### What you will do
Pick out each line of the records that includes the string "http", and copy it.

### Records supplied
--------

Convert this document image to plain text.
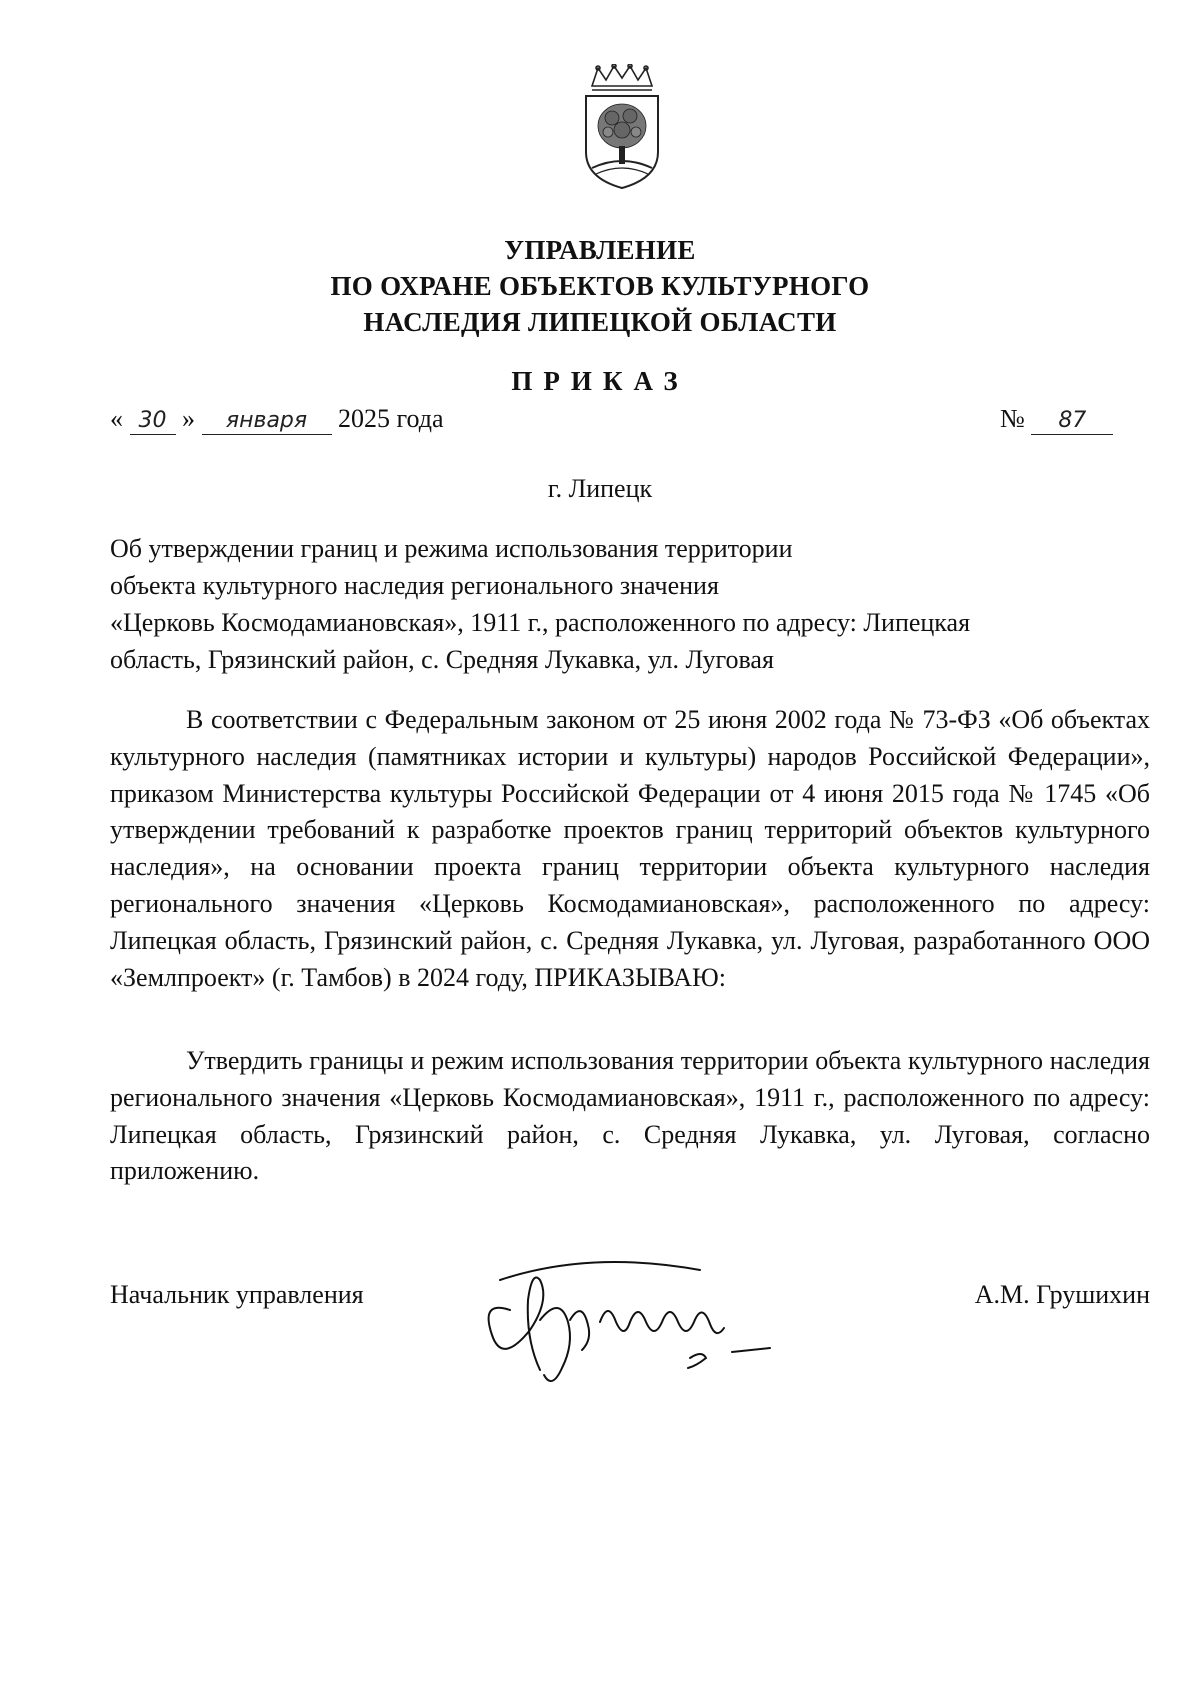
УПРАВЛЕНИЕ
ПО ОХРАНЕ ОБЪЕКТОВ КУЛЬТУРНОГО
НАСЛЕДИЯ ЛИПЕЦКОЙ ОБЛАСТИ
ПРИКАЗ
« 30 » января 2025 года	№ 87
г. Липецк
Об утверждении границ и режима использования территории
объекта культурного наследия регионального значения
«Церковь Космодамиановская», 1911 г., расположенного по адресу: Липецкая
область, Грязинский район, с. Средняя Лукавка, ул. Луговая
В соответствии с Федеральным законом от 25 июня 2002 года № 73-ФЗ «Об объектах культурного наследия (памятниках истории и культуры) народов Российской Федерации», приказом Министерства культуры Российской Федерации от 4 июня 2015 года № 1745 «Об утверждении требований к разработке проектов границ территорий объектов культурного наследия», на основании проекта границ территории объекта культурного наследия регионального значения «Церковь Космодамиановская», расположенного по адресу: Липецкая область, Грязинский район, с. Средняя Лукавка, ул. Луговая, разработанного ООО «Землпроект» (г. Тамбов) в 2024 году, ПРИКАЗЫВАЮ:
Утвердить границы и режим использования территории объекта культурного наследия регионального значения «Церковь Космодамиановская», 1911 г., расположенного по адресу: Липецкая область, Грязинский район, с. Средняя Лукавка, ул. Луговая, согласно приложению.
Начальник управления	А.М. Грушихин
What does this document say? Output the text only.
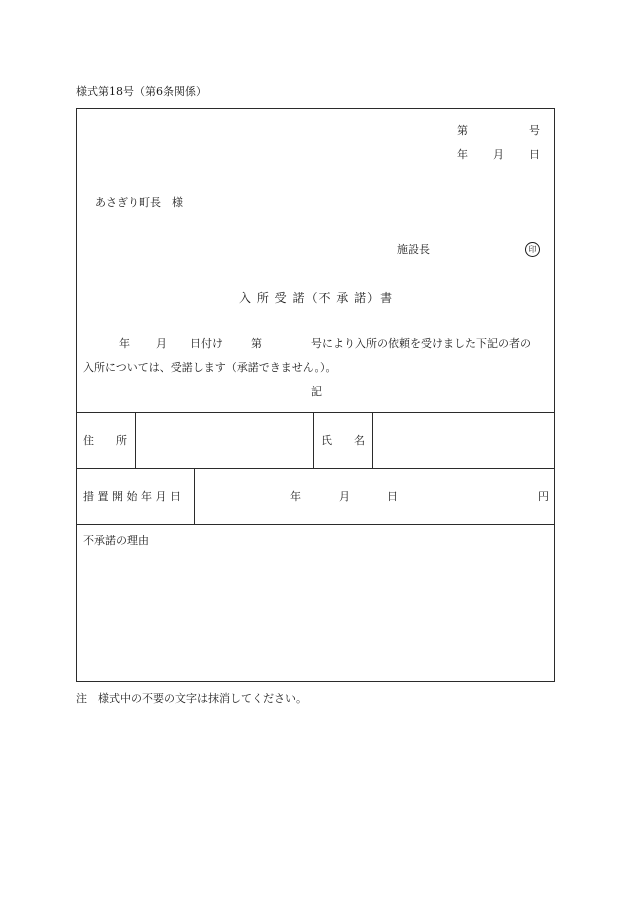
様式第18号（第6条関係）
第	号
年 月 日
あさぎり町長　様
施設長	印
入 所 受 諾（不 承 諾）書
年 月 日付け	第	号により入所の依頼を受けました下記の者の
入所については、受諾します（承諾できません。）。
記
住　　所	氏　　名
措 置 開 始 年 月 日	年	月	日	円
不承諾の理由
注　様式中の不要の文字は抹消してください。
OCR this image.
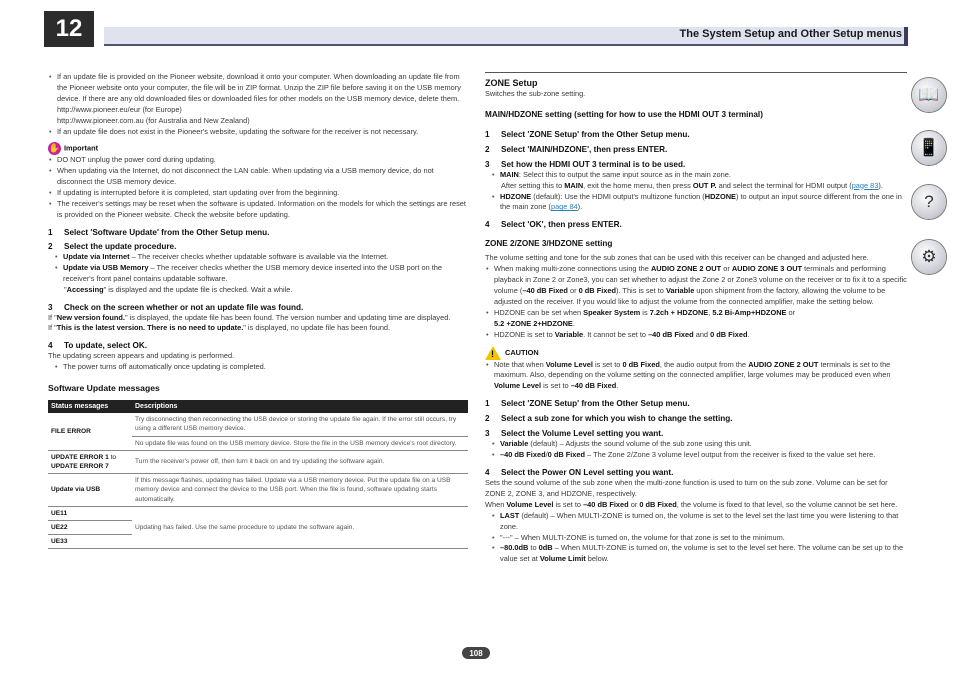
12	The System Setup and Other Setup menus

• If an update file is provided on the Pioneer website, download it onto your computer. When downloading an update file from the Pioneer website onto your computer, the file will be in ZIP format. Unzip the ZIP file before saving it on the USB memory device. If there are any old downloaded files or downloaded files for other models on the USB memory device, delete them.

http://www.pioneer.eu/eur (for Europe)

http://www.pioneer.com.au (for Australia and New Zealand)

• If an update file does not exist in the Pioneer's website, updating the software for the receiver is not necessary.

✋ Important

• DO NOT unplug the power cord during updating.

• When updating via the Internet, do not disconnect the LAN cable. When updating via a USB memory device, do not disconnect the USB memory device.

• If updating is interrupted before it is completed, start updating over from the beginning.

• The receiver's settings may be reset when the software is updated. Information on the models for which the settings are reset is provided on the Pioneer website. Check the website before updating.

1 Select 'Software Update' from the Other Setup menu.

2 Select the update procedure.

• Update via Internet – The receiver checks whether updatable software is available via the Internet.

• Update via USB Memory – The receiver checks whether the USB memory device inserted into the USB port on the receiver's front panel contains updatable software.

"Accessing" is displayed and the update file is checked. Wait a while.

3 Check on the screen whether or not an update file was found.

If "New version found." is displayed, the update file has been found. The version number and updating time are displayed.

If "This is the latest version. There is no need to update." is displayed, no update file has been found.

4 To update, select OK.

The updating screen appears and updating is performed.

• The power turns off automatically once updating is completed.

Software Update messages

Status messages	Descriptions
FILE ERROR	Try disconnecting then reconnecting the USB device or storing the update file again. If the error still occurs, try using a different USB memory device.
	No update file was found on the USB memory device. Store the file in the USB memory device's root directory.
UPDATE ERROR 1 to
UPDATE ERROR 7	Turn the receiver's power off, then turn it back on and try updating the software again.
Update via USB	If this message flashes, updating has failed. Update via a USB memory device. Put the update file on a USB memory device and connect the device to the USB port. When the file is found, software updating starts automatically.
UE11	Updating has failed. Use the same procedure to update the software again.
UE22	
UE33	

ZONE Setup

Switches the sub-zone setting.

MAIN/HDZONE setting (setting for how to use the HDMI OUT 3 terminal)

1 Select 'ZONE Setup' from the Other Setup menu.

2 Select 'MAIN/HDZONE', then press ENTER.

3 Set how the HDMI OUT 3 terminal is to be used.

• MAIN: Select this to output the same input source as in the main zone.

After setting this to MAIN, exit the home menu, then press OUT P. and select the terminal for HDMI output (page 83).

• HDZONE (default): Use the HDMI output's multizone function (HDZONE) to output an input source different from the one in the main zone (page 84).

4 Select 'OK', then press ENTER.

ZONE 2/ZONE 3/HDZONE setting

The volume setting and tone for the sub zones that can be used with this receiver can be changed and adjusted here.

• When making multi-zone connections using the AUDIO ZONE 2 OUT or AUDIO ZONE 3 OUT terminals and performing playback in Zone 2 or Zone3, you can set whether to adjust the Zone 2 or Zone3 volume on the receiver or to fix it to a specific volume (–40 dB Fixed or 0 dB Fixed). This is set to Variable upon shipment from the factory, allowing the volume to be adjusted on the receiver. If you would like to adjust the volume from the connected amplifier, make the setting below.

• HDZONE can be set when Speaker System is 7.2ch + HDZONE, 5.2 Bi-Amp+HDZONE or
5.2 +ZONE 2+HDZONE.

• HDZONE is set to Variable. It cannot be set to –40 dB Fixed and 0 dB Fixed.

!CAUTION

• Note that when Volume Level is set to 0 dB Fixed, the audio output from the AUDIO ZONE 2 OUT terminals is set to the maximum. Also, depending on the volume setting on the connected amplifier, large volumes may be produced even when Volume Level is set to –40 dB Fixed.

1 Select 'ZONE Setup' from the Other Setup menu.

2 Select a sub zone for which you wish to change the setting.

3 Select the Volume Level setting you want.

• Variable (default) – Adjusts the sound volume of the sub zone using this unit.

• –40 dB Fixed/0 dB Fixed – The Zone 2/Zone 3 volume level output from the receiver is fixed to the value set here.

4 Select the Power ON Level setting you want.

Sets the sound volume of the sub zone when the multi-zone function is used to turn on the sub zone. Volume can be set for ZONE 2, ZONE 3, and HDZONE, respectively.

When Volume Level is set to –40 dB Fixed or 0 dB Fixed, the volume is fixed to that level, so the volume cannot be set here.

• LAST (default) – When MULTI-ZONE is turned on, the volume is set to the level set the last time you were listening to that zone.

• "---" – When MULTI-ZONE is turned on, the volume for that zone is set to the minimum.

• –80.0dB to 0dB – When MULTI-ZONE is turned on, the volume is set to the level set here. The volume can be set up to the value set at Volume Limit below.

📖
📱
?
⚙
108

--------

### Output of the task
http://www.pioneer.eu/eur (for Europe)
http://www.pioneer.com.au (for Australia and New Zealand)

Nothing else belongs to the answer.